━━━━━ Brano proposto ━━━━━
Corriere della Sera, 29 giugno 2024
Le trasgressioni di Rampling
Chi non ha sognato di incontrare quella sua sensualità così crudele, estrema, sofisticata. Quegli occhi impenetrabili, due lame di ghiaccio penetranti. Charlotte Rampling mette insieme luoghi, persone. Apre lo specchio proibito e ritrova i ricordi, racconta le sue ombre ricorrendo a volte all’humour, forse per proteggersi. Si confessa come può farlo una donna inglese. Ma è sempre stata libera. Domani all’Ischia Film festival diretto da Michelangelo Messina porta Juniper – Un bicchiere di gin di Matthew J.Saville. Nel film lei non cammina, se ne sta tutto il tempo sulla sedia a rotelle. Figlio e nipote tra loro la chiamano vecchia puttana. Cosa le piace di questo film?
«La possibilità della redenzione, la fragilità, il senso di perdita. E la necessità di venire a patti con la vita. Qui sono una donna indipendente, dura, che ha lasciato la famiglia, con una salute precaria. È outdalle convenzioni familiari».
Il suo personaggio dice di non avere rimpianti. Lei, nella vita reale, ne ha?
«No. Tiro dritto. Non è nella mia indole dire, oh, se avessi preso quella decisione. Quando sei giovane i rimpianti non esistono, non sai cosa sono. Da adulta dico che il rimpianto è parte della vita».
Quella donna è dipendente dall’alcol.
«I creativi dipendono sempre da qualcosa, è un modo di aiutare noi stessi».
Va a Ischia, luogo caro al suo amato regista Visconti.
«È uno dei motivi per cui ho accettato. Luchino mi invitò tante volte nella sua villa di Ischia ma non potei mai andare. Ecco, questo potrebbe essere un rimpianto. Al tempo di La caduta degli dei ero una giovane ragazza inglese. Non sapevo nulla di lui. Mi fece scoprire un altro modo di fare cinema, al di là di Hollywood e dei film commerciali. In Inghilterra nei 60 non succedeva nulla nei sobborghi dove abitavo. Io sono del 1946, l’anno dopo la guerra. Quando ero piccola c’erano le macerie. E la mia famiglia non era ricca. In casa non avevamo nemmeno la tv. Lasciai presto gli studi, a 16 anni. Ebbi una formazione basica. Papà, militare tutto d’un pezzo, quando lasciai la scuola mi iscrisse a un corso di segretaria. Ma si fidava, mi lasciava libera purché rispettassi le regole».
Charlotte Rampling segretaria?
«Lo ricordo come un periodo piacevole. È utile imparare a scrivere velocemente a macchina usando dieci dita».
━━━━━ Dati ━━━━━
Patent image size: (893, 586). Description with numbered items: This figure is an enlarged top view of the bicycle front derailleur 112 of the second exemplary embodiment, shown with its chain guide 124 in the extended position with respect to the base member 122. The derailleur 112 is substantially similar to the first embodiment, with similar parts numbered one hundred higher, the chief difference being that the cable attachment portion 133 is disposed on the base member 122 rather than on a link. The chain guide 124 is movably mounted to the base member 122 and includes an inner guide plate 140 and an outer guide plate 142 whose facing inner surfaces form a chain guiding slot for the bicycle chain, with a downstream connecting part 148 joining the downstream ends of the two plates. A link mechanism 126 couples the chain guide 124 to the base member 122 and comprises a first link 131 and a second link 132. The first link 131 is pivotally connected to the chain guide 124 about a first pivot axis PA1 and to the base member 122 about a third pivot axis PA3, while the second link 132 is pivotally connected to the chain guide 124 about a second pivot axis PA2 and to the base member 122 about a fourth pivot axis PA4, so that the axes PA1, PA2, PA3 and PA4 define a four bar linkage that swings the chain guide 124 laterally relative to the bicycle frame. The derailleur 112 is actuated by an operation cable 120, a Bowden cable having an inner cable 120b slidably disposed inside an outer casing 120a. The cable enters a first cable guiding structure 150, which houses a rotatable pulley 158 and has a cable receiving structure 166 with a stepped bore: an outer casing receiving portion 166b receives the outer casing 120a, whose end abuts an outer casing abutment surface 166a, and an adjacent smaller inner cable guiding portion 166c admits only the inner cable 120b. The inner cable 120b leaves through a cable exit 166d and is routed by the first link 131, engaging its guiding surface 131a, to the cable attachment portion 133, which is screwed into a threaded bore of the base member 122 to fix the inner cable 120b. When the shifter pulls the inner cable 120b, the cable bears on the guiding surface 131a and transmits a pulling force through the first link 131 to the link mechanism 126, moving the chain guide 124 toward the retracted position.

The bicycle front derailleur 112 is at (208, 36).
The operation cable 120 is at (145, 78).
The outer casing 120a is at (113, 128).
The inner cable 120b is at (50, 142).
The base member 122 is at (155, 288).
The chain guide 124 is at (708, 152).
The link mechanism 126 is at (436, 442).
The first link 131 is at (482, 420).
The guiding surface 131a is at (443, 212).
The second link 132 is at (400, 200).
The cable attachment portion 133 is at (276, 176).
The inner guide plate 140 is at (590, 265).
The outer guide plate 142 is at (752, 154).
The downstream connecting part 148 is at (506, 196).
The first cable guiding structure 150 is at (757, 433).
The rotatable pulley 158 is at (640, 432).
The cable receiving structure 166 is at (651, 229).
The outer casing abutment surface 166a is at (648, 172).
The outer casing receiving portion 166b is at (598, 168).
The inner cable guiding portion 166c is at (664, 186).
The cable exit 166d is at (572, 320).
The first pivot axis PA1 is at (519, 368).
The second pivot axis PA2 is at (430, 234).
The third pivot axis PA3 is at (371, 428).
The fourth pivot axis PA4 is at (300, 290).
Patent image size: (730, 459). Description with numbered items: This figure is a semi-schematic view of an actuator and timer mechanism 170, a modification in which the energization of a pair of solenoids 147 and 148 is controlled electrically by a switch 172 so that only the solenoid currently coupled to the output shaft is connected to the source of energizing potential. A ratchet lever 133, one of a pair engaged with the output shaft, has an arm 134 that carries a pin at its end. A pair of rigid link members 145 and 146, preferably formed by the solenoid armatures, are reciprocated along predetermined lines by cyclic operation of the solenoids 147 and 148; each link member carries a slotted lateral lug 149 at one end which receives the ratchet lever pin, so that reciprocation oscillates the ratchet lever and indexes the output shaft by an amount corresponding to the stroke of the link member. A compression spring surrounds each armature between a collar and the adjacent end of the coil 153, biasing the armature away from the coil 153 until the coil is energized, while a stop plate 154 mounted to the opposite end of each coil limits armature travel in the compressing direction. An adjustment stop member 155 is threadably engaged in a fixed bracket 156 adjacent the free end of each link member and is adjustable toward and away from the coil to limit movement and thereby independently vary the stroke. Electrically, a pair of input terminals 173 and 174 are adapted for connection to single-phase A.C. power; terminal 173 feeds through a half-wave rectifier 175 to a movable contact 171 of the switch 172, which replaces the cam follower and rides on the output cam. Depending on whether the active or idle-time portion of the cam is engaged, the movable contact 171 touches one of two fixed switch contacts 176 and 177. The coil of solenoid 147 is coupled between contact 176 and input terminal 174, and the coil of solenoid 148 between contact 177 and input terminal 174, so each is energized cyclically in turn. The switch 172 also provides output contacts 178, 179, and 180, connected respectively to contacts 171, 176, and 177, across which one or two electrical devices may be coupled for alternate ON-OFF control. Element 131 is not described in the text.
━━━━━
_Esercizio_:
Trascrivi senza modifiche la parte dell'intervista a Charlotte Rampling che va da "Il suo personaggio" a "amato regista Visconti.".

_Risultato qui sotto_:
Il suo personaggio dice di non avere rimpianti. Lei, nella vita reale, ne ha?
«No. Tiro dritto. Non è nella mia indole dire, oh, se avessi preso quella decisione. Quando sei giovane i rimpianti non esistono, non sai cosa sono. Da adulta dico che il rimpianto è parte della vita».
Quella donna è dipendente dall’alcol.
«I creativi dipendono sempre da qualcosa, è un modo di aiutare noi stessi».
Va a Ischia, luogo caro al suo amato regista Visconti.